▸ **CONSIGNE A**:
D'après le texte sur les revendications autochtones, pourquoi des revendications globales concernent-elles des régions comme le Yukon, la Colombie-Britannique ou le Québec ? Répondez en une à trois phrases.
▸ **CONSIGNE B**:
Selon le texte sur les revendications autochtones, en quelle année le gouvernement fédéral a-t-il adopté la politique qui sépare ces revendications en deux catégories ?
▸ **CONSIGNE C**:
Poursuivez le texte sur les revendications autochtones à partir de sa dernière phrase.

En 1973, le gouvernement fédéral adopte une politique visant à séparer les revendications juridiques des Autochtones en deux grandes catégories : les revendications globales (donnant lieu aux traités dits « modernes ») et les revendications particulières, basées sur des ententes ou des traités préexistants.

Les revendications globales traitent des droits ancestraux. Ces revendications sont basées sur l’utilisation et l’occupation traditionnelles des terres par les Premières nations, les Métis et les Inuits qui n’ont pas signé de traité. Entre 1871 et 1921, le Canada a signé un certain nombre de traités avec les Autochtones. Ces traités historiques visent la plus grande partie de l’Ontario et des provinces des Prairies ainsi qu’une partie de la Colombie-Britannique, du Yukon et des Territoires du Nord-Ouest. La colonisation par des personnes non autochtones et le développement ultérieur de la plus grande partie du Yukon, des Territoires du Nord-Ouest, de la Colombie-Britannique, du Québec, de l’Est du Canada et des régions septentrionales de certaines provinces se sont effectués sans tenir compte des titres fonciers des Autochtones sur ces terres, ni sans annuler de tels titres. Le règlement des revendications globales concernant ces régions du Canada se concrétise habituellement par la signature d’un traité moderne qui prévoit un certain nombre de dispositions concernant l’octroi d’argent et de terres, l’autorisation de mettre en place certaines formes d’autonomie gouvernementale, des droits de gestion sur la faune, et la gestion conjointe des terres et des ressources.

▸ **DONNÉES FOURNIES**:

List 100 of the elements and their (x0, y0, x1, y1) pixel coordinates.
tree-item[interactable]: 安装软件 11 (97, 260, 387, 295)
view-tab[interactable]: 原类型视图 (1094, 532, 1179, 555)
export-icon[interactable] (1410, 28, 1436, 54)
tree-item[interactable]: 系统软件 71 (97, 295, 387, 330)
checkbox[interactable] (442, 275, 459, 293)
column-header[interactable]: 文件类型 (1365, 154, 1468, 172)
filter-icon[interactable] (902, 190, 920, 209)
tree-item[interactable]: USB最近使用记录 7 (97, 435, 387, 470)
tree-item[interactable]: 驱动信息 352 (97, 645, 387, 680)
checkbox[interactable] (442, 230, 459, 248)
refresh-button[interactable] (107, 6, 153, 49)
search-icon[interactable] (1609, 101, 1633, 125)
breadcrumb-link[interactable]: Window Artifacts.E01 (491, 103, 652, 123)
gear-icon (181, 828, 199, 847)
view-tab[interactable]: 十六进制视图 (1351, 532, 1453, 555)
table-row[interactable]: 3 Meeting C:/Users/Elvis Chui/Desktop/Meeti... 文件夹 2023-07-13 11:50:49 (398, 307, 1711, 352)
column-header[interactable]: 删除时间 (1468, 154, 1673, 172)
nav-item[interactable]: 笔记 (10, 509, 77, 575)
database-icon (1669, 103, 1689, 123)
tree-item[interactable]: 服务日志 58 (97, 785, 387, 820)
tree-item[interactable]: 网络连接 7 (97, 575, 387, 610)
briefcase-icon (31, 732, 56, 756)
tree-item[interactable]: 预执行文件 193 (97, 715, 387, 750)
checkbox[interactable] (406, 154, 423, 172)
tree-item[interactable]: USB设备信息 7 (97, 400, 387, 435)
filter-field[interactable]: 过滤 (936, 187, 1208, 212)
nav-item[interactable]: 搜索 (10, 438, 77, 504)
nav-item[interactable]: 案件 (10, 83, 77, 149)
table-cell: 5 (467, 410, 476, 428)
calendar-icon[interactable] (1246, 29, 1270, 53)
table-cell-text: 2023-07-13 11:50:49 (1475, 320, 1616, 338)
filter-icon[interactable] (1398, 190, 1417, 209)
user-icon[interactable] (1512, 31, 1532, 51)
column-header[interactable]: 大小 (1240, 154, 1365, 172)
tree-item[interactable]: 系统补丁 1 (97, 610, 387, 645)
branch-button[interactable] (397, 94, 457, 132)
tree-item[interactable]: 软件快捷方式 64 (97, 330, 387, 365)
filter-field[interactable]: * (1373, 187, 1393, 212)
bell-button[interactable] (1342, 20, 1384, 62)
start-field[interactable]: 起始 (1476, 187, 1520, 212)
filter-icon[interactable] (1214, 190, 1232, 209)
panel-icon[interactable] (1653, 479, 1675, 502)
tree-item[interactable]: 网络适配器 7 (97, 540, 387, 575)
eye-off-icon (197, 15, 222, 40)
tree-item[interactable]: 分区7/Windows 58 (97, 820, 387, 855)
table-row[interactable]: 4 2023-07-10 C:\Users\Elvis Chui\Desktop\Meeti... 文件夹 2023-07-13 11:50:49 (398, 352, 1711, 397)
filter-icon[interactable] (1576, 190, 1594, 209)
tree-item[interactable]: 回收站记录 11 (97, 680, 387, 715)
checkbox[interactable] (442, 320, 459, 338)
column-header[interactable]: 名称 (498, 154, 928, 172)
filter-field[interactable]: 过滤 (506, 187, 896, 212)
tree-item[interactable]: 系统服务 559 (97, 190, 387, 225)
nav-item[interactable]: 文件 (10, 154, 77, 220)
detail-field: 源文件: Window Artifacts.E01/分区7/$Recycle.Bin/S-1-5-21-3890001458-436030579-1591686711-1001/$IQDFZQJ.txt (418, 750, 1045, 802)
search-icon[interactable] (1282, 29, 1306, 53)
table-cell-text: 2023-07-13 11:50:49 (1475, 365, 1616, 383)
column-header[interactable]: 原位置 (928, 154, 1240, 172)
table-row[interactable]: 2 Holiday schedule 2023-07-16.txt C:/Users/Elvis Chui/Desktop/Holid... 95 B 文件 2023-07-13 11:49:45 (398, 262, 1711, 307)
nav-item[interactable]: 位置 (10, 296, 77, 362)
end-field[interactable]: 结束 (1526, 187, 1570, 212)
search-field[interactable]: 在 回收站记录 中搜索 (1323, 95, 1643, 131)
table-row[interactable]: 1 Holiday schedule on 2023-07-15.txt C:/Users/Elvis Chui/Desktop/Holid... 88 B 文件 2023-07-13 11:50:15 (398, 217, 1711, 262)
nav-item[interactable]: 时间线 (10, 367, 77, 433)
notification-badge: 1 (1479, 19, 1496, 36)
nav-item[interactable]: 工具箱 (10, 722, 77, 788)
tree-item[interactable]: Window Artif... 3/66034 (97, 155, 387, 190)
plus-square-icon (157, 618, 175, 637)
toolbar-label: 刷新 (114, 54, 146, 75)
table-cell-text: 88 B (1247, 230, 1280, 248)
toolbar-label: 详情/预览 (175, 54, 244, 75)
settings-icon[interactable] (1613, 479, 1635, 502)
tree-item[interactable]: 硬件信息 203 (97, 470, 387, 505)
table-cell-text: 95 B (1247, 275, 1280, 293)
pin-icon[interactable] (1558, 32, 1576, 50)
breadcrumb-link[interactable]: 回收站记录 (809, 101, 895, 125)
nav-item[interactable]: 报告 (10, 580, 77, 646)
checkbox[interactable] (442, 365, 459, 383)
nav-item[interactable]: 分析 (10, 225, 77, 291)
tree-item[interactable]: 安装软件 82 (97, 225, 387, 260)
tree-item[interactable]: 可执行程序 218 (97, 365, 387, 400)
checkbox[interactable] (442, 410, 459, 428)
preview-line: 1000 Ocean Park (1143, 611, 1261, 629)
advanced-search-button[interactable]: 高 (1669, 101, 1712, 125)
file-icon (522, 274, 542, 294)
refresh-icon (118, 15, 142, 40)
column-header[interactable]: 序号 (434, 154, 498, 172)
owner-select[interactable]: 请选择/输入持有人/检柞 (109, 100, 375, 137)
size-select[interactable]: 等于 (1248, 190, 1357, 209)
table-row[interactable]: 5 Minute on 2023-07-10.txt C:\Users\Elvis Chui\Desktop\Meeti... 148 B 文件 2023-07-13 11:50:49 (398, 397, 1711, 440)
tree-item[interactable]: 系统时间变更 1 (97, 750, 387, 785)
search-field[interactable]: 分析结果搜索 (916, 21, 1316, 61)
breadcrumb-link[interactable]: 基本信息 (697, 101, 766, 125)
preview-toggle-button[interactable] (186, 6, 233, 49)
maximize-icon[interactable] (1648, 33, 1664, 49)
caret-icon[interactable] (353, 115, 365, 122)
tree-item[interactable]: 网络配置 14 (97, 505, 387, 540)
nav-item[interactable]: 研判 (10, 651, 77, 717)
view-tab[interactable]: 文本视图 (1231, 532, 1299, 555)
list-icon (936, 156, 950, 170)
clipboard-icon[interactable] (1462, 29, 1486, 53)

▸ **RÉPONSE RÉDIGÉE A**:
La colonisation par des non-Autochtones et le développement de ces régions se sont faits sans tenir compte des titres fonciers des Autochtones et sans annuler ces titres. Les revendications globales y reposent donc sur l'utilisation et l'occupation traditionnelles des terres par les Premières nations, les Métis et les Inuits qui n'ont pas signé de traité.

▸ **RÉPONSE RÉDIGÉE B**:
En 1973.

▸ **RÉPONSE RÉDIGÉE C**:
Les revendications particulières découlent de l’allégation des Premières nations suivant laquelle le gouvernement du Canada n’aurait pas respecté ses obligations aux termes de certains traités historiques ou de la Loi sur les Indiens. Ces revendications peuvent notamment porter sur l’allocation inadéquate de terres de réserve, le défaut de protéger des terres de réserve contre des dispositions ou des locations illégales, des actes frauduleux de la part d’employés du gouvernement et la mauvaise administration des fonds et d’autres biens appartenant aux Premières nations. Les revendications particulières sont réglées par la négociation ou par une action en justice. Les règlements correspondants peuvent prévoir des compensations financières ou foncières. Le Tribunal des revendications particulières a été créé en 2009 pour accélérer le règlement final de ces griefs, dont un grand nombre ont été présentés par les Premières nations il y a déjà plusieurs dizaines d’années.